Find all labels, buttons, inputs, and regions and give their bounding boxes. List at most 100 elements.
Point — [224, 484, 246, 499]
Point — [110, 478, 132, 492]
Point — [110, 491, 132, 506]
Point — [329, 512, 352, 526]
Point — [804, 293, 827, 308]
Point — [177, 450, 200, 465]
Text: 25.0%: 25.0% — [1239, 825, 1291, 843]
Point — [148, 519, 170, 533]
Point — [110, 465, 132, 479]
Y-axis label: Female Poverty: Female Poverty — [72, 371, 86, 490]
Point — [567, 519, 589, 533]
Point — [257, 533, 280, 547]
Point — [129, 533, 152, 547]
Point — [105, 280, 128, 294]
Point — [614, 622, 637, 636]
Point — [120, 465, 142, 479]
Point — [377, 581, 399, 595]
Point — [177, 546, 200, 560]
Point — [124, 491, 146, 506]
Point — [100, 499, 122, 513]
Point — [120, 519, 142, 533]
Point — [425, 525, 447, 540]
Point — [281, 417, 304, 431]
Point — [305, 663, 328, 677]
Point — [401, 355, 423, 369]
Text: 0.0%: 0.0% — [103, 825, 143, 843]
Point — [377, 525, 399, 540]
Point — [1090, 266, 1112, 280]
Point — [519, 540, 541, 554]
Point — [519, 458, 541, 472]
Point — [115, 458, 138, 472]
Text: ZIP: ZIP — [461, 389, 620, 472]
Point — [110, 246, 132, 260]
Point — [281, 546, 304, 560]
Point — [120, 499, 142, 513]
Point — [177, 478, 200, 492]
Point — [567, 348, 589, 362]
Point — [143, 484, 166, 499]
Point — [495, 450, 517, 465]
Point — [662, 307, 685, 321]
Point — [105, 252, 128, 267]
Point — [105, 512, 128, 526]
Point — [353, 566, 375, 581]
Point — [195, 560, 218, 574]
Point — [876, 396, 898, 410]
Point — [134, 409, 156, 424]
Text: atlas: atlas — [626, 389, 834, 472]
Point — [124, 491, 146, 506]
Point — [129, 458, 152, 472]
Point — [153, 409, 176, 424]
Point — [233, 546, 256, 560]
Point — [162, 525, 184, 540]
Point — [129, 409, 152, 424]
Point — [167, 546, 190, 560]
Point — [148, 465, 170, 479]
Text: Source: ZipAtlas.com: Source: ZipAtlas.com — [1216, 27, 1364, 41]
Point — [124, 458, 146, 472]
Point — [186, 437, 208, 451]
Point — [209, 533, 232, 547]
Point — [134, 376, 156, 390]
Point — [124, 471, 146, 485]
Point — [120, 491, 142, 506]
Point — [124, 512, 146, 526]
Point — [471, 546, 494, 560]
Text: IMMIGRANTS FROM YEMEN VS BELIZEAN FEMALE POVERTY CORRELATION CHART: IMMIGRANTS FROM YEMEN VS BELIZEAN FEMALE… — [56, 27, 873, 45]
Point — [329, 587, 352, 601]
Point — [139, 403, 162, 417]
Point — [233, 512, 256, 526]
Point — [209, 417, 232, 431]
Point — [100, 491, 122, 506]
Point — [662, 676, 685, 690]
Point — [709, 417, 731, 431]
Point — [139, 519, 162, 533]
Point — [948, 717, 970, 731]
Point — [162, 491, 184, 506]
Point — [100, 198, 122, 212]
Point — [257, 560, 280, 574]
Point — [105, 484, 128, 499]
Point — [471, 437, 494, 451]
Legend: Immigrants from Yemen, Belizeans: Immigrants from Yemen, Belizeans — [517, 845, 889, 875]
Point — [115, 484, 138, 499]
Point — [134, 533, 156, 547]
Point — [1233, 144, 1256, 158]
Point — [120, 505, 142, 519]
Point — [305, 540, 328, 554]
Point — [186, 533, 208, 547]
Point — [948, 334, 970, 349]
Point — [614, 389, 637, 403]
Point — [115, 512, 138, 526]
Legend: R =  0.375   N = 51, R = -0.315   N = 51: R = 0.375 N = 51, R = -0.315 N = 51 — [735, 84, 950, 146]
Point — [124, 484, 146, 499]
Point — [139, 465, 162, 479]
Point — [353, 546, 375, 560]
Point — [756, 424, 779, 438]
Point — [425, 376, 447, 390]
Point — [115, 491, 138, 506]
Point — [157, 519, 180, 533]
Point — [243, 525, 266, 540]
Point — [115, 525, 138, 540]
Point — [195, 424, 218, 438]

# # # #

** PROBLEM TO WORK ON **
Please gather every line from the listing above that contains the string "Legend". The match is case-sensitive.

** OUTPUT FOR THIS EXERCISE **
Legend: Immigrants from Yemen, Belizeans: Immigrants from Yemen, Belizeans — [517, 845, 889, 875]
Legend: R =  0.375   N = 51, R = -0.315   N = 51: R = 0.375 N = 51, R = -0.315 N = 51 — [735, 84, 950, 146]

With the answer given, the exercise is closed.